- [THE PROBLEM]
Exactly repeat the full listing that follows.

- [DATA]
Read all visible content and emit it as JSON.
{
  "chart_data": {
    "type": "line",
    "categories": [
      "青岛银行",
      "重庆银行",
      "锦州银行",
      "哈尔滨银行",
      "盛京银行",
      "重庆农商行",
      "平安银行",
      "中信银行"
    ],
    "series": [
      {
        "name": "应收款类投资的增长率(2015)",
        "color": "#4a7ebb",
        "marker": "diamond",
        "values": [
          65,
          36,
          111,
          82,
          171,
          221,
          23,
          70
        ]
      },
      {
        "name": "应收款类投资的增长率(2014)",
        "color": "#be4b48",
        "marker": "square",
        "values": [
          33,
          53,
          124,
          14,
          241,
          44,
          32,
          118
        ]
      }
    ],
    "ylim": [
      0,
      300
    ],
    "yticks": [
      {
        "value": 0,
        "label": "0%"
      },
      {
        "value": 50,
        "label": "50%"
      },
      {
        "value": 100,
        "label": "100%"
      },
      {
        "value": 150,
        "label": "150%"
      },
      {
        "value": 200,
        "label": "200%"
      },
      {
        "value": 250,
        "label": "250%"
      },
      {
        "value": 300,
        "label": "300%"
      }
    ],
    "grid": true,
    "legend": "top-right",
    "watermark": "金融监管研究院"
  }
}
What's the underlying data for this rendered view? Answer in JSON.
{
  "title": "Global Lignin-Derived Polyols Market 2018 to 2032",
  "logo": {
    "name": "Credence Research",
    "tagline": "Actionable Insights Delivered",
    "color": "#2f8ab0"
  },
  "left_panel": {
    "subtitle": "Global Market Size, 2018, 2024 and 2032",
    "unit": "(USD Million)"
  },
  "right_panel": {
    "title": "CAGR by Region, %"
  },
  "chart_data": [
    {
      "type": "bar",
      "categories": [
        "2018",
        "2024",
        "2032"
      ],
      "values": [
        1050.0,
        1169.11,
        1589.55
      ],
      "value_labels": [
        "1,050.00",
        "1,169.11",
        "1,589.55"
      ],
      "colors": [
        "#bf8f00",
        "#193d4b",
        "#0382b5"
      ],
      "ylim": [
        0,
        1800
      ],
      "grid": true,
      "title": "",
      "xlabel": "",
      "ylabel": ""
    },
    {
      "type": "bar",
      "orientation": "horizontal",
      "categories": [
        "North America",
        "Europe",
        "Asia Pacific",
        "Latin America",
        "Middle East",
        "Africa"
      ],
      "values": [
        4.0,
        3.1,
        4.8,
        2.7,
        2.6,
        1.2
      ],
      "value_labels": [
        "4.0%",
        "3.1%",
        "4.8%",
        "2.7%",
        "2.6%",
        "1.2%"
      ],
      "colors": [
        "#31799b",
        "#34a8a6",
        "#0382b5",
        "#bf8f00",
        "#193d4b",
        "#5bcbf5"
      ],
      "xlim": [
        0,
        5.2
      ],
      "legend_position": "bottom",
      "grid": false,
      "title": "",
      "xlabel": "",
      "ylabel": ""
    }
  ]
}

- [ANSWER TO THIS PROBLEM]
Read all visible content and emit it as JSON.
{
  "chart_data": {
    "type": "line",
    "categories": [
      "青岛银行",
      "重庆银行",
      "锦州银行",
      "哈尔滨银行",
      "盛京银行",
      "重庆农商行",
      "平安银行",
      "中信银行"
    ],
    "series": [
      {
        "name": "应收款类投资的增长率(2015)",
        "color": "#4a7ebb",
        "marker": "diamond",
        "values": [
          65,
          36,
          111,
          82,
          171,
          221,
          23,
          70
        ]
      },
      {
        "name": "应收款类投资的增长率(2014)",
        "color": "#be4b48",
        "marker": "square",
        "values": [
          33,
          53,
          124,
          14,
          241,
          44,
          32,
          118
        ]
      }
    ],
    "ylim": [
      0,
      300
    ],
    "yticks": [
      {
        "value": 0,
        "label": "0%"
      },
      {
        "value": 50,
        "label": "50%"
      },
      {
        "value": 100,
        "label": "100%"
      },
      {
        "value": 150,
        "label": "150%"
      },
      {
        "value": 200,
        "label": "200%"
      },
      {
        "value": 250,
        "label": "250%"
      },
      {
        "value": 300,
        "label": "300%"
      }
    ],
    "grid": true,
    "legend": "top-right",
    "watermark": "金融监管研究院"
  }
}
What's the underlying data for this rendered view? Answer in JSON.
{
  "title": "Global Lignin-Derived Polyols Market 2018 to 2032",
  "logo": {
    "name": "Credence Research",
    "tagline": "Actionable Insights Delivered",
    "color": "#2f8ab0"
  },
  "left_panel": {
    "subtitle": "Global Market Size, 2018, 2024 and 2032",
    "unit": "(USD Million)"
  },
  "right_panel": {
    "title": "CAGR by Region, %"
  },
  "chart_data": [
    {
      "type": "bar",
      "categories": [
        "2018",
        "2024",
        "2032"
      ],
      "values": [
        1050.0,
        1169.11,
        1589.55
      ],
      "value_labels": [
        "1,050.00",
        "1,169.11",
        "1,589.55"
      ],
      "colors": [
        "#bf8f00",
        "#193d4b",
        "#0382b5"
      ],
      "ylim": [
        0,
        1800
      ],
      "grid": true,
      "title": "",
      "xlabel": "",
      "ylabel": ""
    },
    {
      "type": "bar",
      "orientation": "horizontal",
      "categories": [
        "North America",
        "Europe",
        "Asia Pacific",
        "Latin America",
        "Middle East",
        "Africa"
      ],
      "values": [
        4.0,
        3.1,
        4.8,
        2.7,
        2.6,
        1.2
      ],
      "value_labels": [
        "4.0%",
        "3.1%",
        "4.8%",
        "2.7%",
        "2.6%",
        "1.2%"
      ],
      "colors": [
        "#31799b",
        "#34a8a6",
        "#0382b5",
        "#bf8f00",
        "#193d4b",
        "#5bcbf5"
      ],
      "xlim": [
        0,
        5.2
      ],
      "legend_position": "bottom",
      "grid": false,
      "title": "",
      "xlabel": "",
      "ylabel": ""
    }
  ]
}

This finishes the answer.